- [OBJECTIVE]: Reproduce all the material exactly, minus any pictures it holds.

- [DATA PROVIDED]:

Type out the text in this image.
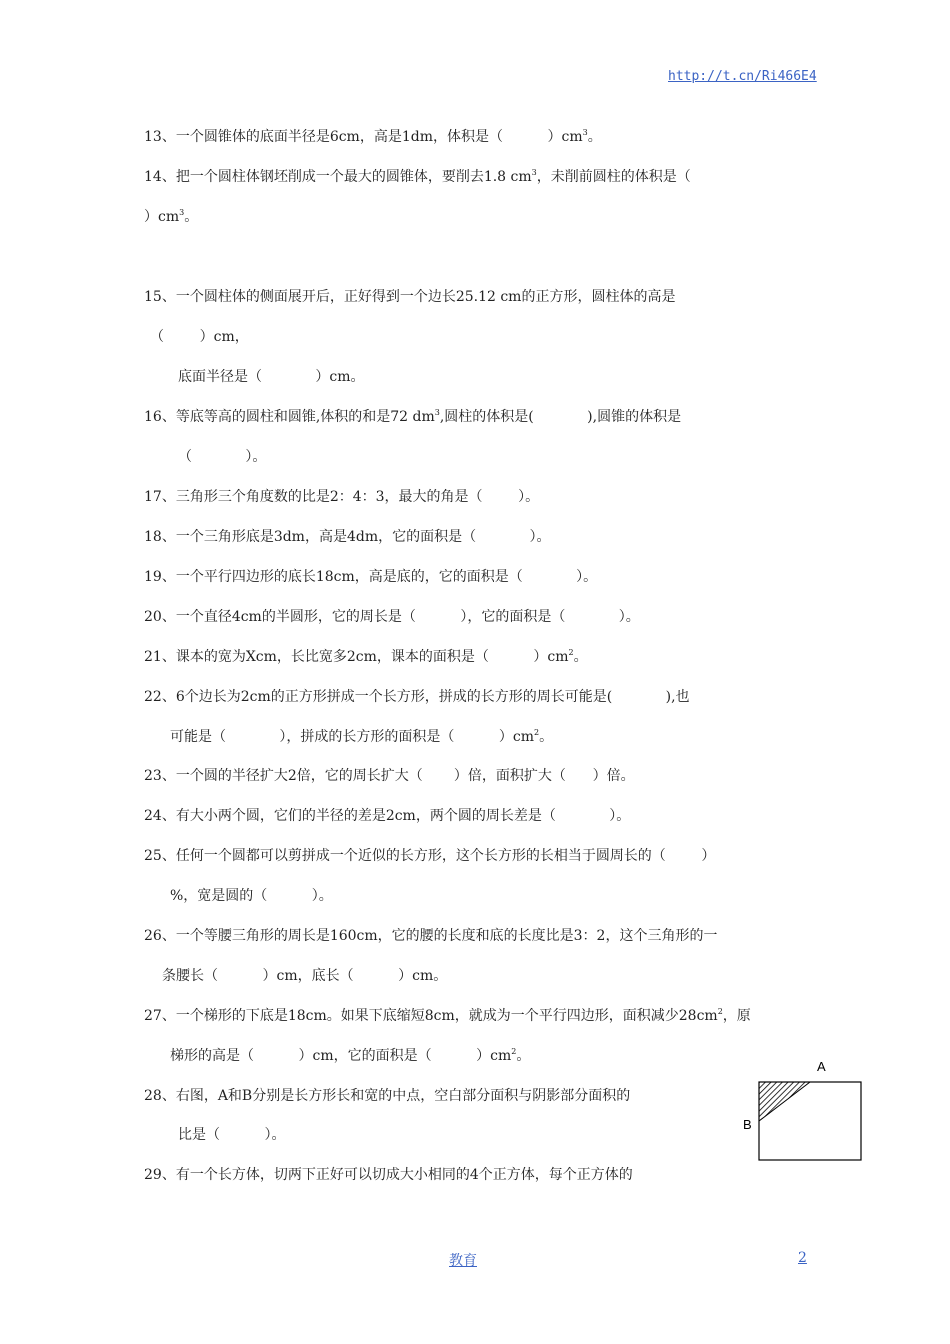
http://t.cn/Ri466E4
13、一个圆锥体的底面半径是6cm，高是1dm，体积是（          ）$cm^3$。
14、把一个圆柱体钢坯削成一个最大的圆锥体，要削去1.8 $cm^3$，未削前圆柱的体积是（
）$cm^3$。
15、一个圆柱体的侧面展开后，正好得到一个边长25.12 cm的正方形，圆柱体的高是
（        ）cm，
底面半径是（            ）cm。
16、等底等高的圆柱和圆锥,体积的和是72 $dm^3$,圆柱的体积是(            ),圆锥的体积是
（            ）。
17、三角形三个角度数的比是2：4：3，最大的角是（        ）。
18、一个三角形底是3dm，高是4dm，它的面积是（            ）。
19、一个平行四边形的底长18cm，高是底的，它的面积是（            ）。
20、一个直径4cm的半圆形，它的周长是（          ），它的面积是（            ）。
21、课本的宽为Xcm，长比宽多2cm，课本的面积是（          ）$cm^2$。
22、6个边长为2cm的正方形拼成一个长方形，拼成的长方形的周长可能是(            ),也
可能是（            ），拼成的长方形的面积是（          ）$cm^2$。
23、一个圆的半径扩大2倍，它的周长扩大（       ）倍，面积扩大（      ）倍。
24、有大小两个圆，它们的半径的差是2cm，两个圆的周长差是（            ）。
25、任何一个圆都可以剪拼成一个近似的长方形，这个长方形的长相当于圆周长的（        ）
%，宽是圆的（          ）。
26、一个等腰三角形的周长是160cm，它的腰的长度和底的长度比是3：2，这个三角形的一
条腰长（          ）cm，底长（          ）cm。
27、一个梯形的下底是18cm。如果下底缩短8cm，就成为一个平行四边形，面积减少$28cm^2$，原
梯形的高是（          ）cm，它的面积是（          ）$cm^2$。
28、右图，A和B分别是长方形长和宽的中点，空白部分面积与阴影部分面积的
比是（          ）。
29、有一个长方体，切两下正好可以切成大小相同的4个正方体，每个正方体的
A
B
教育	2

- [SOLUTION TO THIS PROBLEM]:
Type out the text in this image.
http://t.cn/Ri466E4
13、一个圆锥体的底面半径是6cm，高是1dm，体积是（          ）$cm^3$。
14、把一个圆柱体钢坯削成一个最大的圆锥体，要削去1.8 $cm^3$，未削前圆柱的体积是（
）$cm^3$。
15、一个圆柱体的侧面展开后，正好得到一个边长25.12 cm的正方形，圆柱体的高是
（        ）cm，
底面半径是（            ）cm。
16、等底等高的圆柱和圆锥,体积的和是72 $dm^3$,圆柱的体积是(            ),圆锥的体积是
（            ）。
17、三角形三个角度数的比是2：4：3，最大的角是（        ）。
18、一个三角形底是3dm，高是4dm，它的面积是（            ）。
19、一个平行四边形的底长18cm，高是底的，它的面积是（            ）。
20、一个直径4cm的半圆形，它的周长是（          ），它的面积是（            ）。
21、课本的宽为Xcm，长比宽多2cm，课本的面积是（          ）$cm^2$。
22、6个边长为2cm的正方形拼成一个长方形，拼成的长方形的周长可能是(            ),也
可能是（            ），拼成的长方形的面积是（          ）$cm^2$。
23、一个圆的半径扩大2倍，它的周长扩大（       ）倍，面积扩大（      ）倍。
24、有大小两个圆，它们的半径的差是2cm，两个圆的周长差是（            ）。
25、任何一个圆都可以剪拼成一个近似的长方形，这个长方形的长相当于圆周长的（        ）
%，宽是圆的（          ）。
26、一个等腰三角形的周长是160cm，它的腰的长度和底的长度比是3：2，这个三角形的一
条腰长（          ）cm，底长（          ）cm。
27、一个梯形的下底是18cm。如果下底缩短8cm，就成为一个平行四边形，面积减少$28cm^2$，原
梯形的高是（          ）cm，它的面积是（          ）$cm^2$。
28、右图，A和B分别是长方形长和宽的中点，空白部分面积与阴影部分面积的
比是（          ）。
29、有一个长方体，切两下正好可以切成大小相同的4个正方体，每个正方体的
A
B
教育	2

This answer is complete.